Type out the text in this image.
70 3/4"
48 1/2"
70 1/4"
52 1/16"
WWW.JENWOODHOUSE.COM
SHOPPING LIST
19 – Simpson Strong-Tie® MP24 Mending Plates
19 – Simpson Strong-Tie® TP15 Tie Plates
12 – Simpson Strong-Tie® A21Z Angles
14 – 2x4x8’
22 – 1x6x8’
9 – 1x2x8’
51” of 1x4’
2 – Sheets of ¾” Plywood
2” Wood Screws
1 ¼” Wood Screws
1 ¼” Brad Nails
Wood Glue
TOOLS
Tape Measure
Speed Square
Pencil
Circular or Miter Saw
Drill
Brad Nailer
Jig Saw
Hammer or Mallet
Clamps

══════════════════════════════

* [THE TASK]
Go through the listing above and restate it word for word.

* [WRITTEN RESPONSE]
Type out the text in this image.
70 3/4"
48 1/2"
70 1/4"
52 1/16"
WWW.JENWOODHOUSE.COM
SHOPPING LIST
19 – Simpson Strong-Tie® MP24 Mending Plates
19 – Simpson Strong-Tie® TP15 Tie Plates
12 – Simpson Strong-Tie® A21Z Angles
14 – 2x4x8’
22 – 1x6x8’
9 – 1x2x8’
51” of 1x4’
2 – Sheets of ¾” Plywood
2” Wood Screws
1 ¼” Wood Screws
1 ¼” Brad Nails
Wood Glue
TOOLS
Tape Measure
Speed Square
Pencil
Circular or Miter Saw
Drill
Brad Nailer
Jig Saw
Hammer or Mallet
Clamps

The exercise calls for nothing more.